Task goal
Gather each line of the records where "парк" appears.

Exercise materials
↓

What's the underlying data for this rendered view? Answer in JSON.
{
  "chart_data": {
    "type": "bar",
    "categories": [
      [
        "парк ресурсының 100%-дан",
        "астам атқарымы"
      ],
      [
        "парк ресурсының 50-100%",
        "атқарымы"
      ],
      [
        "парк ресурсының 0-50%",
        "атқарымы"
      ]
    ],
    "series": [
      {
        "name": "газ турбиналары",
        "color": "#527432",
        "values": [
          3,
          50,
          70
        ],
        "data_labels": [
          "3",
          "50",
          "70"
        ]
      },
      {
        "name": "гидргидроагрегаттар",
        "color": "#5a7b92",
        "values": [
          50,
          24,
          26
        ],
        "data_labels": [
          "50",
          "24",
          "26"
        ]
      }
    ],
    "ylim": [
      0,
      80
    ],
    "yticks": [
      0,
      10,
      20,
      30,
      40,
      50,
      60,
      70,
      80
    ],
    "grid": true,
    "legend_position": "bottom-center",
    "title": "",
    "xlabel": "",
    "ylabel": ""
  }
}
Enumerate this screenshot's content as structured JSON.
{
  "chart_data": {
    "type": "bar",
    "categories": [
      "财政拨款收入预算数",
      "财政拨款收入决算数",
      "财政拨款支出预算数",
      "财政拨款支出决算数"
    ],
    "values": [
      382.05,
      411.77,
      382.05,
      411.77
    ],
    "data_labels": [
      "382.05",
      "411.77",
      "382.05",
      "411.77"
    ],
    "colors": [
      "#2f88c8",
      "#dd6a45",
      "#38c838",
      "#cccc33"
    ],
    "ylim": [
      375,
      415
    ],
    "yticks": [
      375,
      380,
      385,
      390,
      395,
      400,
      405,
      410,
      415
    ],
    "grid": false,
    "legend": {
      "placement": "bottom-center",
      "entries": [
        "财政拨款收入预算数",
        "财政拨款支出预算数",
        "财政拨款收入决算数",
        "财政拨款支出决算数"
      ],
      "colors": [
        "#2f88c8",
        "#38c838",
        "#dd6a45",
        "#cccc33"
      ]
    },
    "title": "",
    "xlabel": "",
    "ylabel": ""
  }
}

↑

Finished task
        "парк ресурсының 100%-дан",
        "парк ресурсының 50-100%",
        "парк ресурсының 0-50%",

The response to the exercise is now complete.